▶ _DESCRIÇÃO DA TAREFA_: No trecho sobre democracia, qual elemento Hans Kelsen considera essencial da democracia real? Responda em uma frase, por favor.

++++ TRECHO FORNECIDO ++++

Questão 90 — ENEM 2018 (Humanas)

Um dos teóricos da democracia moderna, Hans Kelsen, considera elemento essencial da democracia real (não da democracia ideal, que não existe em lugar algum) o método da seleção dos líderes, ou seja, a eleição. Exemplar, neste sentido, é a afirmação de um juiz da Corte Suprema dos Estados Unidos, por ocasião de uma eleição de 1902: “A cabine eleitoral é o templo das instituições americanas, onde cada um de nós é um sacerdote, ao qual é confiada a guarda da arca da aliança e cada um oficia do seu próprio altar”.

BOBBIO, N. Teoria geral da política.

Rio de Janeiro: Elsevier, 2000 (adaptado).

As metáforas utilizadas no texto referem-se a uma concepção de democracia fundamentada no(a)

Resolução

O texto apresenta uma visão de democracia em que o ato de votar é elevado a um ritual sagrado e individual. As metáforas utilizadas — a cabine eleitoral como templo, o eleitor como sacerdote e cada um oficiando em seu próprio altar — ressaltam que cada cidadão, individualmente, é o guardião e o agente fundamental do sistema democrático.

++++ MATERIAL DE ESTUDO ++++

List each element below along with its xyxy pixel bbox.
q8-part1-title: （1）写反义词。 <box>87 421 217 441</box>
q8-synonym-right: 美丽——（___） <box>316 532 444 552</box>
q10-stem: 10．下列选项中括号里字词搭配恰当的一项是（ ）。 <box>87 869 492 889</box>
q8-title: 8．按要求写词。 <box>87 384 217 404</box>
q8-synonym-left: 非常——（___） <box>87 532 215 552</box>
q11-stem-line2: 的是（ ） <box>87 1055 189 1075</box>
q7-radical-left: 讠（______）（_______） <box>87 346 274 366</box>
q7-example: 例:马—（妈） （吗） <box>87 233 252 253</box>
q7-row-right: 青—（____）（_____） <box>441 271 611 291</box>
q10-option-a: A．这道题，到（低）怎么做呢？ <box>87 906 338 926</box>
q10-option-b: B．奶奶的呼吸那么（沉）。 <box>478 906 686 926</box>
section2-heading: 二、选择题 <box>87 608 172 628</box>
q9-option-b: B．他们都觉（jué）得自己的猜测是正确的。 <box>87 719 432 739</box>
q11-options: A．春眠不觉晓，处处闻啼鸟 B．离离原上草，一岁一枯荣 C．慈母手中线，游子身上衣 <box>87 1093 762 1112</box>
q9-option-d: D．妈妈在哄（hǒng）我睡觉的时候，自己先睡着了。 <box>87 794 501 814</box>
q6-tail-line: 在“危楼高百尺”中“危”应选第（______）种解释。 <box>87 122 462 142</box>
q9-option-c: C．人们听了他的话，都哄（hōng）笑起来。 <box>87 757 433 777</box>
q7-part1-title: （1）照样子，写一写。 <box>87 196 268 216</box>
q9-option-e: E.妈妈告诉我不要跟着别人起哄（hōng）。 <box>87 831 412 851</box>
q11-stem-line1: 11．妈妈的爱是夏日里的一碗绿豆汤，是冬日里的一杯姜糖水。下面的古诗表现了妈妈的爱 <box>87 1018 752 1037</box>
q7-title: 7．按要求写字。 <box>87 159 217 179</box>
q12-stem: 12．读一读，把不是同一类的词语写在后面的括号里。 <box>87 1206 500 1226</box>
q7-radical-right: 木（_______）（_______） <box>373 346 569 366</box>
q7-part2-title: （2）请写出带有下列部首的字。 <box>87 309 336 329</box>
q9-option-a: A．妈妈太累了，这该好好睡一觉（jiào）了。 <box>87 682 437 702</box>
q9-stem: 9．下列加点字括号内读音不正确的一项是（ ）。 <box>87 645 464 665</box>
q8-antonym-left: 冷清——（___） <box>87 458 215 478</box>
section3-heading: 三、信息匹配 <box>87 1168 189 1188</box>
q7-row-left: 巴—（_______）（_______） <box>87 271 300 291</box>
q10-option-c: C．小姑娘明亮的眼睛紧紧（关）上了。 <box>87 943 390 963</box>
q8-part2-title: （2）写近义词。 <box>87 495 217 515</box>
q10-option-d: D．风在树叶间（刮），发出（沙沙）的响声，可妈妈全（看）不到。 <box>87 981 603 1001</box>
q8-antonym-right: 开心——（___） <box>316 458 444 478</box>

++++

▶ _RESPOSTA AO PROBLEMA_: O método da seleção dos líderes, ou seja, a eleição.